= Given entries =
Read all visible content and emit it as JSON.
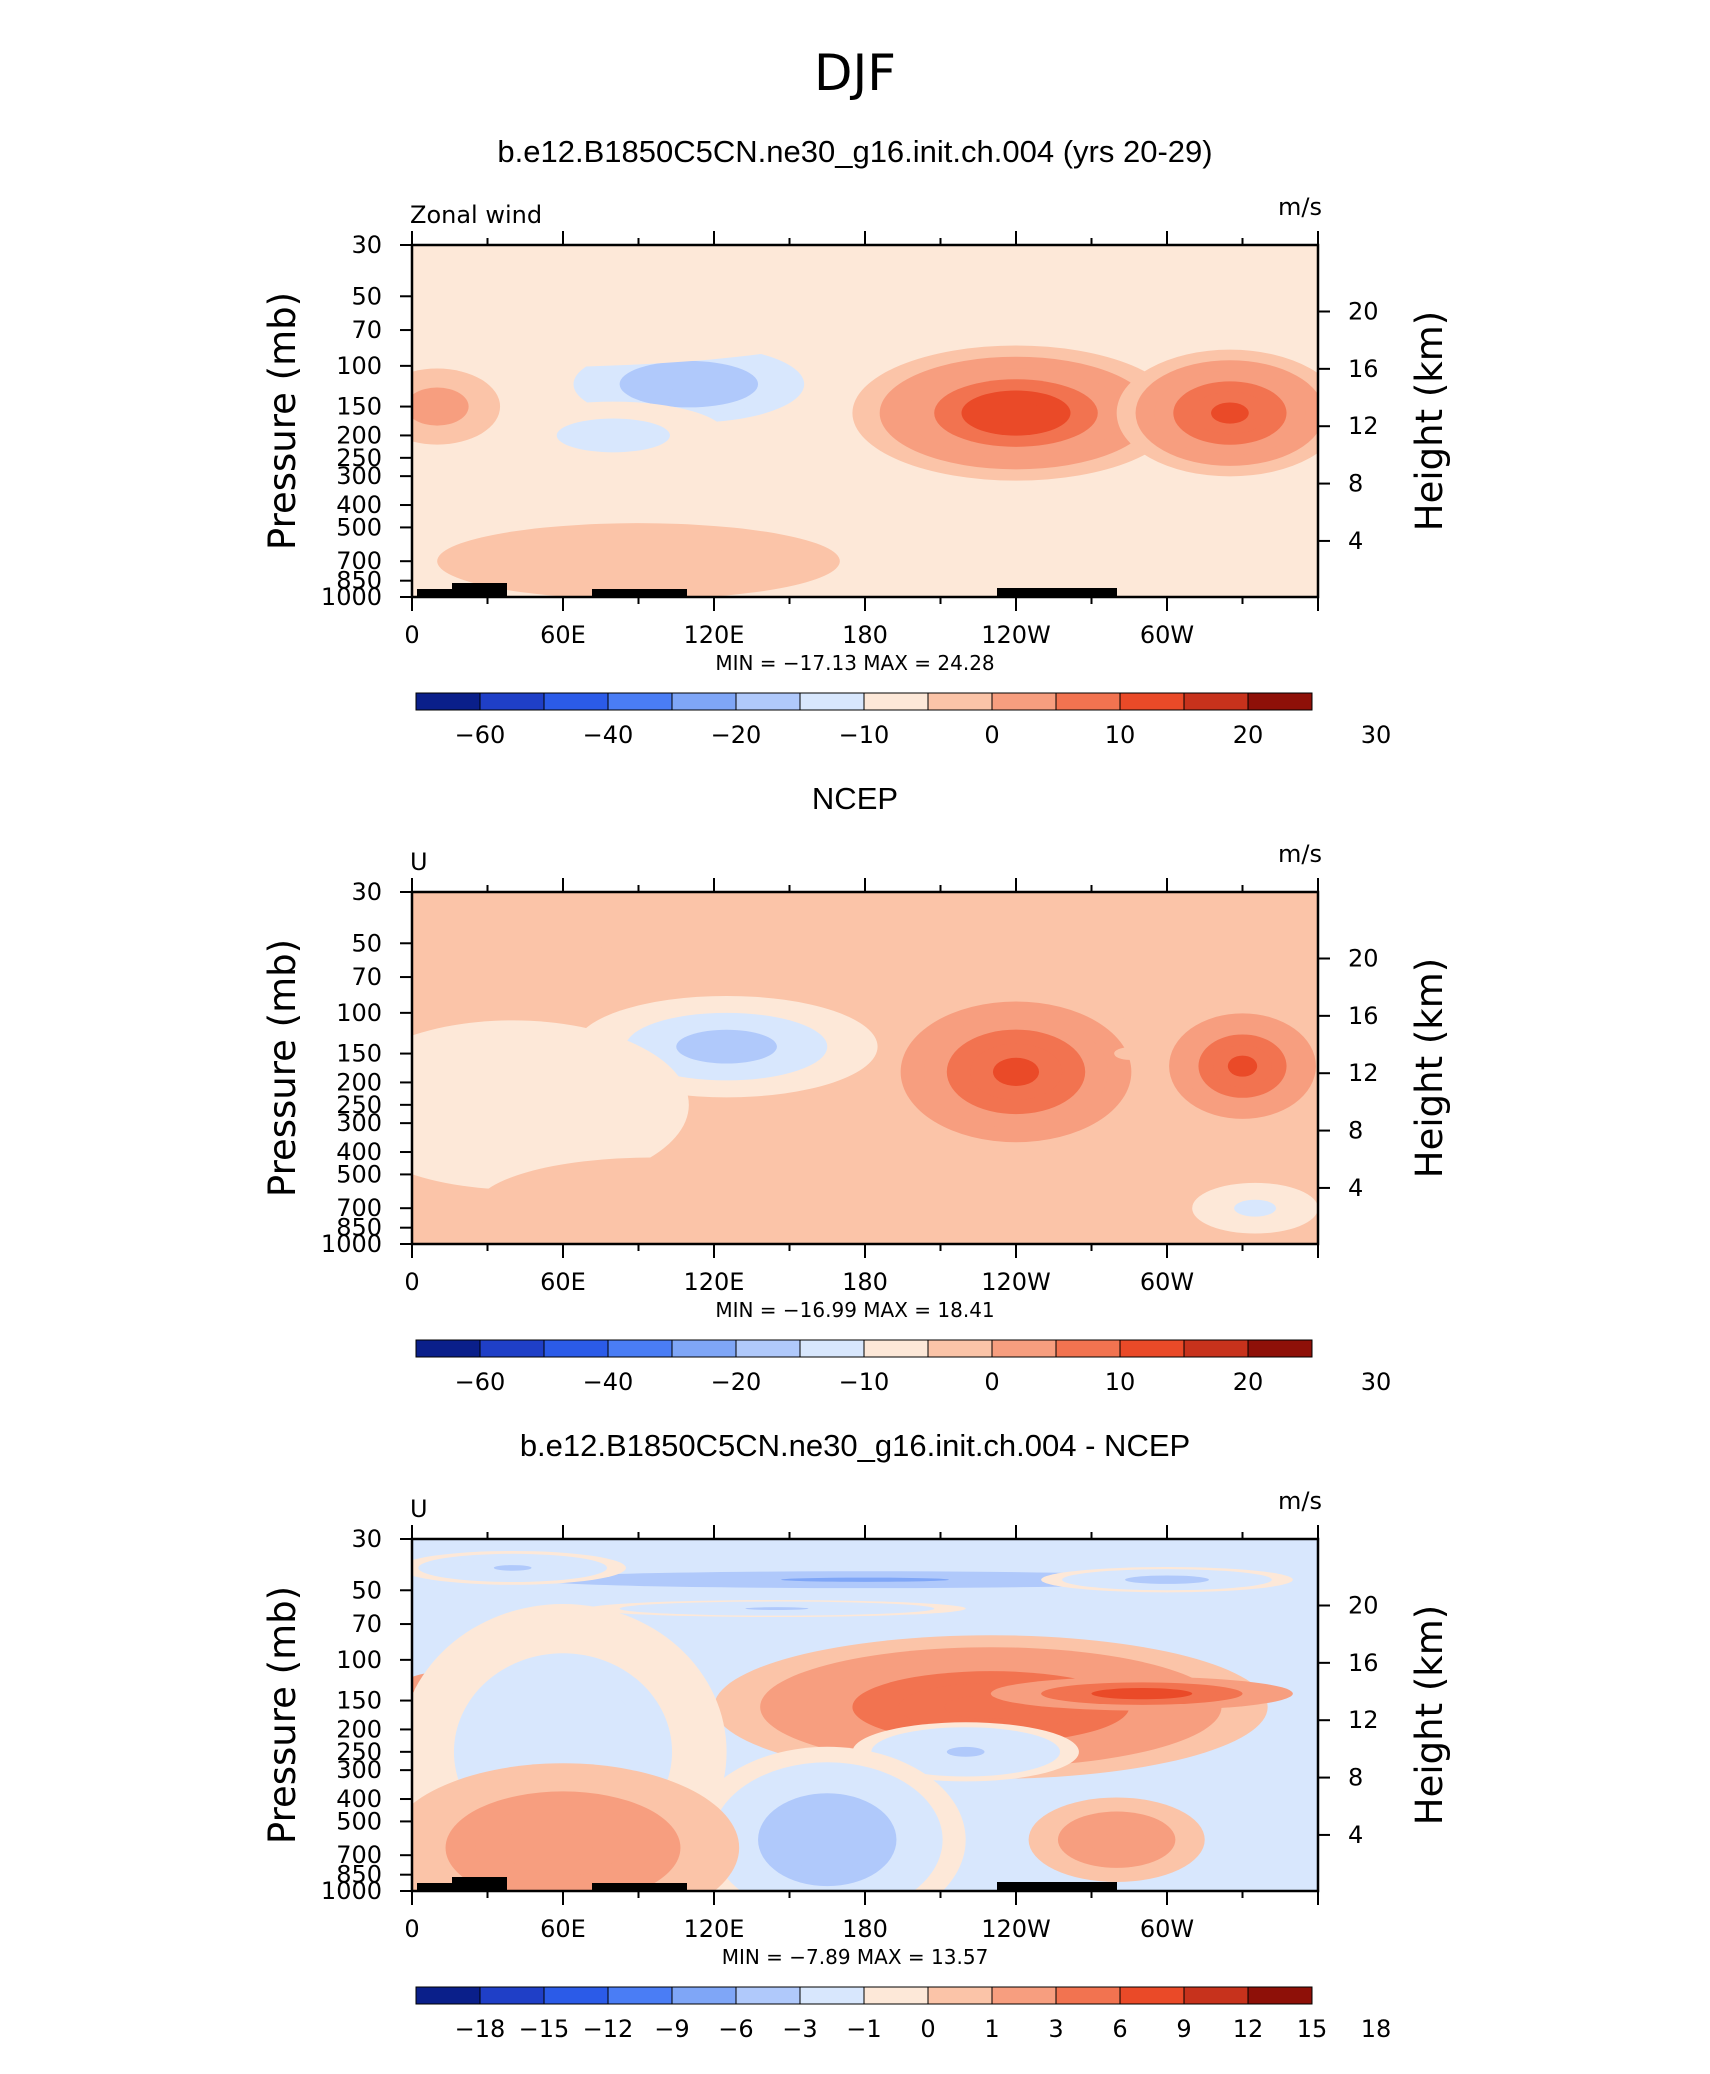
{
  "title": "DJF",
  "chart_data": [
    {
      "type": "heatmap",
      "title": "b.e12.B1850C5CN.ne30_g16.init.ch.004 (yrs 20-29)",
      "left_label": "Zonal wind",
      "units": "m/s",
      "ylabel": "Pressure (mb)",
      "ylabel_right": "Height (km)",
      "pressure_ticks": [
        "30",
        "50",
        "70",
        "100",
        "150",
        "200",
        "250",
        "300",
        "400",
        "500",
        "700",
        "850",
        "1000"
      ],
      "height_ticks": [
        "20",
        "16",
        "12",
        "8",
        "4"
      ],
      "x_ticks": [
        "0",
        "60E",
        "120E",
        "180",
        "120W",
        "60W"
      ],
      "stats": "MIN = −17.13   MAX =   24.28",
      "colorbar_labels": [
        "−60",
        "−40",
        "−20",
        "−10",
        "0",
        "10",
        "20",
        "30"
      ],
      "colorbar_colors": [
        "#0a1f8a",
        "#1f3fc7",
        "#2b5be8",
        "#4a7df5",
        "#7fa6f7",
        "#b0c9fb",
        "#d8e7fd",
        "#fde8d8",
        "#fbc4a8",
        "#f79e7f",
        "#f27350",
        "#ea4a28",
        "#c7321c",
        "#8e1008"
      ],
      "blobs": [
        {
          "lon": 10,
          "p": 150,
          "v": 8,
          "rx": 25,
          "ry": 90
        },
        {
          "lon": 110,
          "p": 120,
          "v": -15,
          "rx": 55,
          "ry": 110
        },
        {
          "lon": 80,
          "p": 200,
          "v": -8,
          "rx": 45,
          "ry": 80
        },
        {
          "lon": 240,
          "p": 160,
          "v": 20,
          "rx": 65,
          "ry": 160
        },
        {
          "lon": 325,
          "p": 160,
          "v": 17,
          "rx": 45,
          "ry": 150
        },
        {
          "lon": 90,
          "p": 700,
          "v": 4,
          "rx": 80,
          "ry": 90
        },
        {
          "lon": 210,
          "p": 850,
          "v": -4,
          "rx": 40,
          "ry": 30
        },
        {
          "lon": 30,
          "p": 70,
          "v": -1.5,
          "rx": 140,
          "ry": 90
        }
      ]
    },
    {
      "type": "heatmap",
      "title": "NCEP",
      "left_label": "U",
      "units": "m/s",
      "ylabel": "Pressure (mb)",
      "ylabel_right": "Height (km)",
      "pressure_ticks": [
        "30",
        "50",
        "70",
        "100",
        "150",
        "200",
        "250",
        "300",
        "400",
        "500",
        "700",
        "850",
        "1000"
      ],
      "height_ticks": [
        "20",
        "16",
        "12",
        "8",
        "4"
      ],
      "x_ticks": [
        "0",
        "60E",
        "120E",
        "180",
        "120W",
        "60W"
      ],
      "stats": "MIN = −16.99   MAX =   18.41",
      "colorbar_labels": [
        "−60",
        "−40",
        "−20",
        "−10",
        "0",
        "10",
        "20",
        "30"
      ],
      "colorbar_colors": [
        "#0a1f8a",
        "#1f3fc7",
        "#2b5be8",
        "#4a7df5",
        "#7fa6f7",
        "#b0c9fb",
        "#d8e7fd",
        "#fde8d8",
        "#fbc4a8",
        "#f79e7f",
        "#f27350",
        "#ea4a28",
        "#c7321c",
        "#8e1008"
      ],
      "blobs": [
        {
          "lon": 125,
          "p": 140,
          "v": -14,
          "rx": 60,
          "ry": 120
        },
        {
          "lon": 40,
          "p": 250,
          "v": -4,
          "rx": 70,
          "ry": 200
        },
        {
          "lon": 240,
          "p": 180,
          "v": 17,
          "rx": 55,
          "ry": 200
        },
        {
          "lon": 330,
          "p": 170,
          "v": 16,
          "rx": 35,
          "ry": 150
        },
        {
          "lon": 40,
          "p": 50,
          "v": 3,
          "rx": 40,
          "ry": 20
        },
        {
          "lon": 100,
          "p": 55,
          "v": 3,
          "rx": 40,
          "ry": 15
        },
        {
          "lon": 95,
          "p": 700,
          "v": 3,
          "rx": 70,
          "ry": 120
        },
        {
          "lon": 335,
          "p": 700,
          "v": -6,
          "rx": 25,
          "ry": 60
        },
        {
          "lon": 285,
          "p": 150,
          "v": 0.5,
          "rx": 6,
          "ry": 15
        }
      ]
    },
    {
      "type": "heatmap",
      "title": "b.e12.B1850C5CN.ne30_g16.init.ch.004 - NCEP",
      "left_label": "U",
      "units": "m/s",
      "ylabel": "Pressure (mb)",
      "ylabel_right": "Height (km)",
      "pressure_ticks": [
        "30",
        "50",
        "70",
        "100",
        "150",
        "200",
        "250",
        "300",
        "400",
        "500",
        "700",
        "850",
        "1000"
      ],
      "height_ticks": [
        "20",
        "16",
        "12",
        "8",
        "4"
      ],
      "x_ticks": [
        "0",
        "60E",
        "120E",
        "180",
        "120W",
        "60W"
      ],
      "stats": "MIN =   −7.89   MAX =   13.57",
      "colorbar_labels": [
        "−18",
        "−15",
        "−12",
        "−9",
        "−6",
        "−3",
        "−1",
        "0",
        "1",
        "3",
        "6",
        "9",
        "12",
        "15",
        "18"
      ],
      "colorbar_colors": [
        "#0a1f8a",
        "#1f3fc7",
        "#2b5be8",
        "#4a7df5",
        "#7fa6f7",
        "#b0c9fb",
        "#d8e7fd",
        "#fde8d8",
        "#fbc4a8",
        "#f79e7f",
        "#f27350",
        "#ea4a28",
        "#c7321c",
        "#8e1008"
      ],
      "blobs": [
        {
          "lon": 180,
          "p": 45,
          "v": -6,
          "rx": 200,
          "ry": 30
        },
        {
          "lon": 40,
          "p": 40,
          "v": -3,
          "rx": 45,
          "ry": 40
        },
        {
          "lon": 300,
          "p": 45,
          "v": -4,
          "rx": 50,
          "ry": 30
        },
        {
          "lon": 145,
          "p": 60,
          "v": -3,
          "rx": 75,
          "ry": 20
        },
        {
          "lon": 230,
          "p": 160,
          "v": 6,
          "rx": 110,
          "ry": 170
        },
        {
          "lon": 290,
          "p": 140,
          "v": 9,
          "rx": 60,
          "ry": 40
        },
        {
          "lon": 15,
          "p": 150,
          "v": 7,
          "rx": 25,
          "ry": 70
        },
        {
          "lon": 60,
          "p": 250,
          "v": -2,
          "rx": 65,
          "ry": 350
        },
        {
          "lon": 220,
          "p": 250,
          "v": -3,
          "rx": 45,
          "ry": 70
        },
        {
          "lon": 165,
          "p": 600,
          "v": -5,
          "rx": 55,
          "ry": 220
        },
        {
          "lon": 60,
          "p": 650,
          "v": 3,
          "rx": 70,
          "ry": 200
        },
        {
          "lon": 280,
          "p": 600,
          "v": 3,
          "rx": 35,
          "ry": 100
        }
      ]
    }
  ]
}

= To do =
Look through the entries above and count each line holding "NCEP"; report the count alone.

= Finished answer =
2